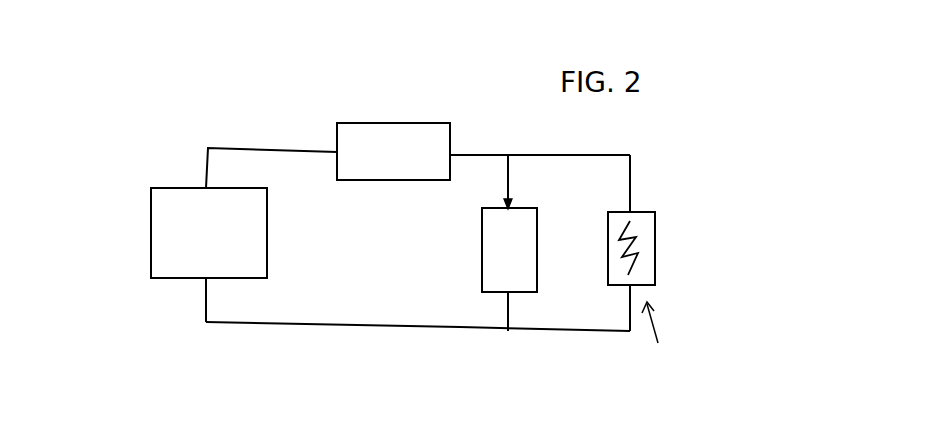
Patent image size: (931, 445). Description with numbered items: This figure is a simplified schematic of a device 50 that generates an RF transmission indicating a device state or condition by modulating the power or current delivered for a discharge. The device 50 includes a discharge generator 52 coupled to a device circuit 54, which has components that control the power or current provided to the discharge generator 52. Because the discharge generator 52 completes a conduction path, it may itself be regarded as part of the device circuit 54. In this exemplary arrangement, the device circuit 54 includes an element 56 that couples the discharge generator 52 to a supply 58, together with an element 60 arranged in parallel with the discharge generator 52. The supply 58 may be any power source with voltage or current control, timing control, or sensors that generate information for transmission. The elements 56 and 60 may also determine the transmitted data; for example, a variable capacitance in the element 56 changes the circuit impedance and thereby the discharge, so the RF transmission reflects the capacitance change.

The device 50 is at (267, 113).
The discharge generator 52 is at (655, 247).
The device circuit 54 is at (463, 354).
The element 56 is at (397, 123).
The supply 58 is at (151, 230).
The element 60 is at (482, 268).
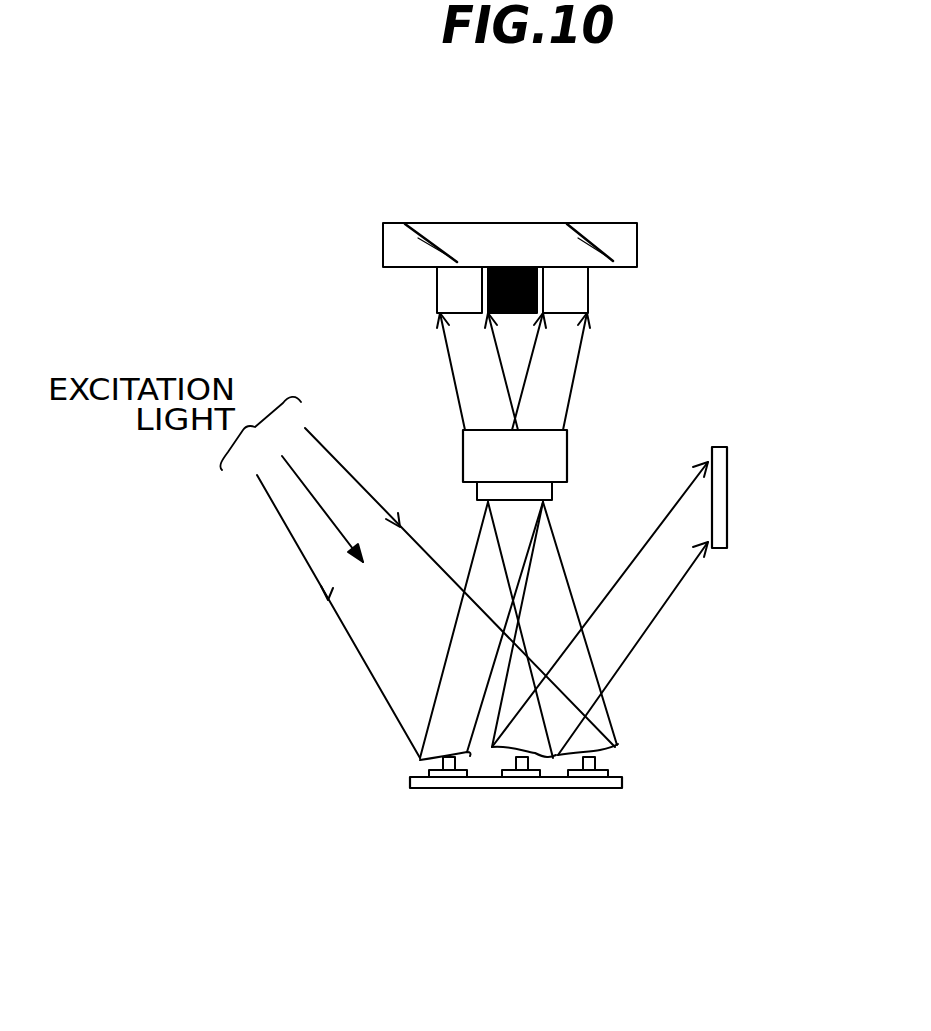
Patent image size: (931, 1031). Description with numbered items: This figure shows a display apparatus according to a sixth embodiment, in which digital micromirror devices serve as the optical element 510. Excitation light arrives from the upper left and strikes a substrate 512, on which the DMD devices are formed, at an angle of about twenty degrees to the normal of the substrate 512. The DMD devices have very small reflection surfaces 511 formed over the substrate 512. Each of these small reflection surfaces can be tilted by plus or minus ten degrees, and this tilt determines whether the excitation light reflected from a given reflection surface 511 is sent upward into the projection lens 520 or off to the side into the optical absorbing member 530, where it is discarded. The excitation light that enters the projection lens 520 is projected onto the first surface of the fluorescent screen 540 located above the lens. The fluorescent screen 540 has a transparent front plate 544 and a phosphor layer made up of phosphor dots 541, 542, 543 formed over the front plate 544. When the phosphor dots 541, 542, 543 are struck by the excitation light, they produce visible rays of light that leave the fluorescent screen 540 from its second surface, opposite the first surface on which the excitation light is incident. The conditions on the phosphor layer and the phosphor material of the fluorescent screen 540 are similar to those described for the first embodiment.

The optical element 510 is at (568, 808).
The reflection surfaces 511 is at (618, 744).
The substrate 512 is at (410, 817).
The projection lens 520 is at (567, 452).
The optical absorbing member 530 is at (727, 495).
The fluorescent screen 540 is at (583, 246).
The phosphor dot 541 is at (452, 287).
The phosphor dot 542 is at (517, 262).
The phosphor dot 543 is at (568, 285).
The transparent front plate 544 is at (627, 223).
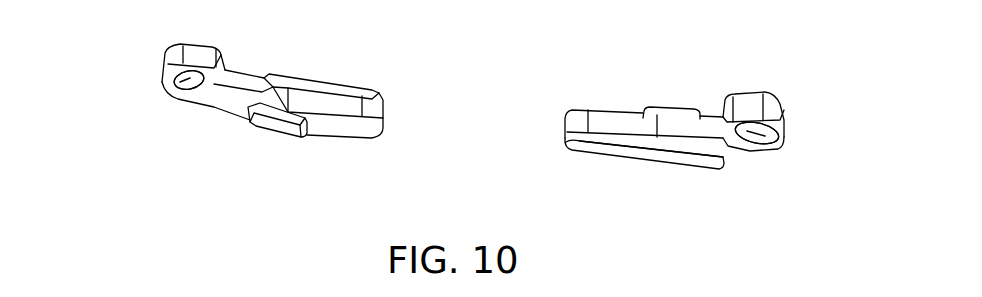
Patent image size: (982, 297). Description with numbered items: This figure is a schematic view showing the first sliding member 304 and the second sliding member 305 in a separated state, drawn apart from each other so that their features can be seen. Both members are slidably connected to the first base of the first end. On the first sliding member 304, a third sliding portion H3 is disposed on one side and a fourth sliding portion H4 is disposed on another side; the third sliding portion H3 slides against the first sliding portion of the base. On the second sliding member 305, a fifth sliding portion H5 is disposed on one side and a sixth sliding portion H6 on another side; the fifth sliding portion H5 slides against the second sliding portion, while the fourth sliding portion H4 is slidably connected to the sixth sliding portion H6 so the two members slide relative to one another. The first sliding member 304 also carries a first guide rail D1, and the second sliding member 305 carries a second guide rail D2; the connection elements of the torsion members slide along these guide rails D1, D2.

The first sliding member 304 is at (273, 115).
The second sliding member 305 is at (670, 136).
The first guide rail D1 is at (162, 89).
The second guide rail D2 is at (767, 140).
The third sliding portion H3 is at (296, 138).
The fourth sliding portion H4 is at (369, 85).
The fifth sliding portion H5 is at (675, 110).
The sixth sliding portion H6 is at (582, 147).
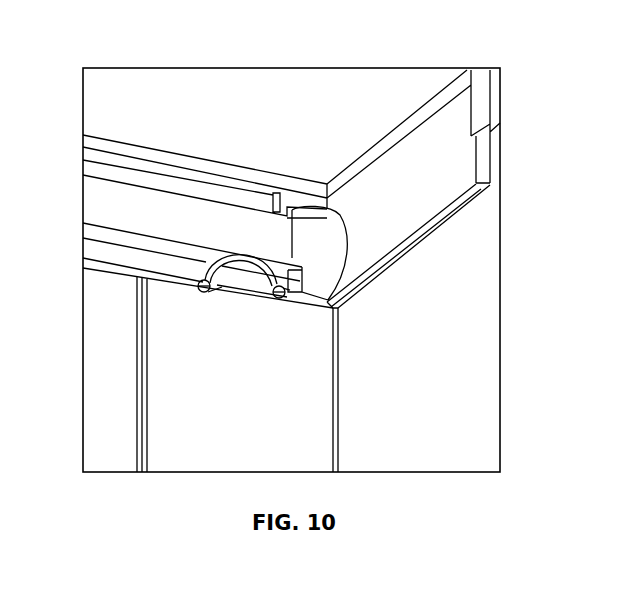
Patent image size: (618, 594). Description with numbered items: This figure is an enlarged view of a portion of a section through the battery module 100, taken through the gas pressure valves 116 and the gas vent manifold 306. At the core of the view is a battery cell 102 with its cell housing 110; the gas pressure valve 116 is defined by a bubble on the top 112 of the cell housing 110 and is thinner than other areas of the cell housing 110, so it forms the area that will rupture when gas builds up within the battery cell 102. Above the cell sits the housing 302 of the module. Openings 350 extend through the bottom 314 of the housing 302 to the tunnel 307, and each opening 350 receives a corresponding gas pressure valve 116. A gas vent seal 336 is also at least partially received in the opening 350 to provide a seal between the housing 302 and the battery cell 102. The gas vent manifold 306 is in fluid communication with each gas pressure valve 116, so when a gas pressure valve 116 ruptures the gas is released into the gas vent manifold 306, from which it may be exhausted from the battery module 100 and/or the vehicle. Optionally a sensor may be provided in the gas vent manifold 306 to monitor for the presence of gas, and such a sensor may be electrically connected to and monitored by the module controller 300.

The battery module 100 is at (245, 50).
The module controller 300 is at (185, 175).
The housing 302 is at (465, 153).
The openings 350 is at (275, 258).
The tunnel 307 is at (126, 206).
The top 112 is at (409, 239).
The gas vent manifold 306 is at (332, 253).
The gas pressure valve 116 is at (222, 302).
The gas vent seal 336 is at (270, 302).
The bottom 314 is at (308, 308).
The battery cell 102 is at (487, 377).
The cell housing 110 is at (333, 447).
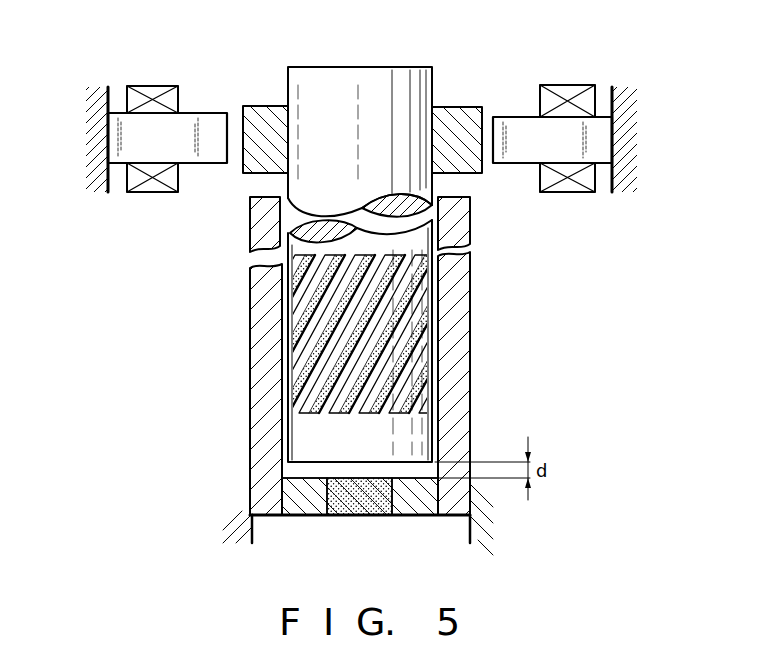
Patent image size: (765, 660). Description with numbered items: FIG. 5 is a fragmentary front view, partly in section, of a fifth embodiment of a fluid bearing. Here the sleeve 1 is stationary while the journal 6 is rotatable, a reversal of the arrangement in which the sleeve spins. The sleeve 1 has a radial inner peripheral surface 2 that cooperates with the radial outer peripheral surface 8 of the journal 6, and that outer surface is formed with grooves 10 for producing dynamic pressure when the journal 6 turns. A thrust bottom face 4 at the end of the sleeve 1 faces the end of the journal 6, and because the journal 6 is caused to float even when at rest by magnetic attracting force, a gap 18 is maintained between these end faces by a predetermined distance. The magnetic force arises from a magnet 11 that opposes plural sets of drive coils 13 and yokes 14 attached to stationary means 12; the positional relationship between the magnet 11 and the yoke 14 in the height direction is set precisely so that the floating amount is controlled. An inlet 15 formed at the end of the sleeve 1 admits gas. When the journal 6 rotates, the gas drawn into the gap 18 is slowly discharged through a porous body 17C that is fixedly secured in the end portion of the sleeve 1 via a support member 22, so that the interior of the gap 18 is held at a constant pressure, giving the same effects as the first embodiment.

The sleeve 1 is at (480, 282).
The radial inner peripheral surface 2 is at (439, 375).
The thrust bottom face 4 is at (430, 473).
The journal 6 is at (405, 65).
The radial outer peripheral surface 8 is at (281, 306).
The grooves 10 is at (317, 395).
The magnet 11 is at (253, 108).
The stationary means 12 is at (627, 97).
The drive coils 13 is at (147, 86).
The yokes 14 is at (212, 118).
The inlet 15 is at (285, 193).
The porous body 17C is at (372, 507).
The gap 18 is at (317, 468).
The support member 22 is at (287, 506).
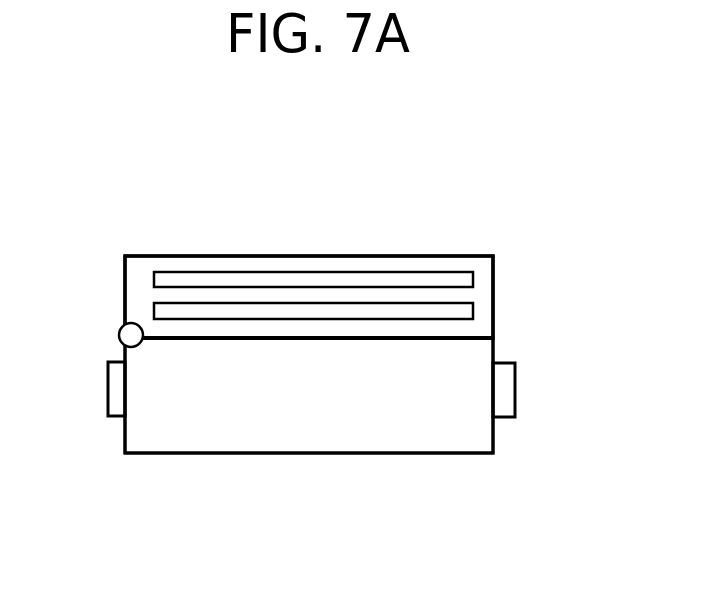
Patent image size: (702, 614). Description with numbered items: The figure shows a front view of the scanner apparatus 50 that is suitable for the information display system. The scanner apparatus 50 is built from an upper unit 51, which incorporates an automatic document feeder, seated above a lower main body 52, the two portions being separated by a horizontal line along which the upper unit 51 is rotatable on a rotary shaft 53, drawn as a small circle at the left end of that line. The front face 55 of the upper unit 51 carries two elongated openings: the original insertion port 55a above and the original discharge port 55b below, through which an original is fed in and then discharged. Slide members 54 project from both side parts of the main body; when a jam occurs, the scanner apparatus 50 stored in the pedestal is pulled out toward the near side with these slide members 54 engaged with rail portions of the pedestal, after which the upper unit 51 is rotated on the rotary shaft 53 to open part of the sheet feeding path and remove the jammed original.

The scanner apparatus 50 is at (500, 200).
The upper unit 51 is at (317, 252).
The lower body portion 52 is at (305, 457).
The rotary shaft 53 is at (120, 336).
The slide members 54 is at (114, 390).
The top plate 55 is at (133, 258).
The original insertion port 55a is at (231, 272).
The original discharge port 55b is at (400, 303).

_____

**WORK INSTRUCTIONS**: Write out the listing from its start through the line containing "The element 60 is at (482, 268).", including that line, and leave the pictures out of your answer.

**RESPONSE TO THIS EXERCISE**:
Patent image size: (931, 445). Description with numbered items: This figure is a simplified schematic of a device 50 that generates an RF transmission indicating a device state or condition by modulating the power or current delivered for a discharge. The device 50 includes a discharge generator 52 coupled to a device circuit 54, which has components that control the power or current provided to the discharge generator 52. Because the discharge generator 52 completes a conduction path, it may itself be regarded as part of the device circuit 54. In this exemplary arrangement, the device circuit 54 includes an element 56 that couples the discharge generator 52 to a supply 58, together with an element 60 arranged in parallel with the discharge generator 52. The supply 58 may be any power source with voltage or current control, timing control, or sensors that generate information for transmission. The elements 56 and 60 may also determine the transmitted data; for example, a variable capacitance in the element 56 changes the circuit impedance and thereby the discharge, so the RF transmission reflects the capacitance change.

The device 50 is at (267, 113).
The discharge generator 52 is at (655, 247).
The device circuit 54 is at (463, 354).
The element 56 is at (397, 123).
The supply 58 is at (151, 230).
The element 60 is at (482, 268).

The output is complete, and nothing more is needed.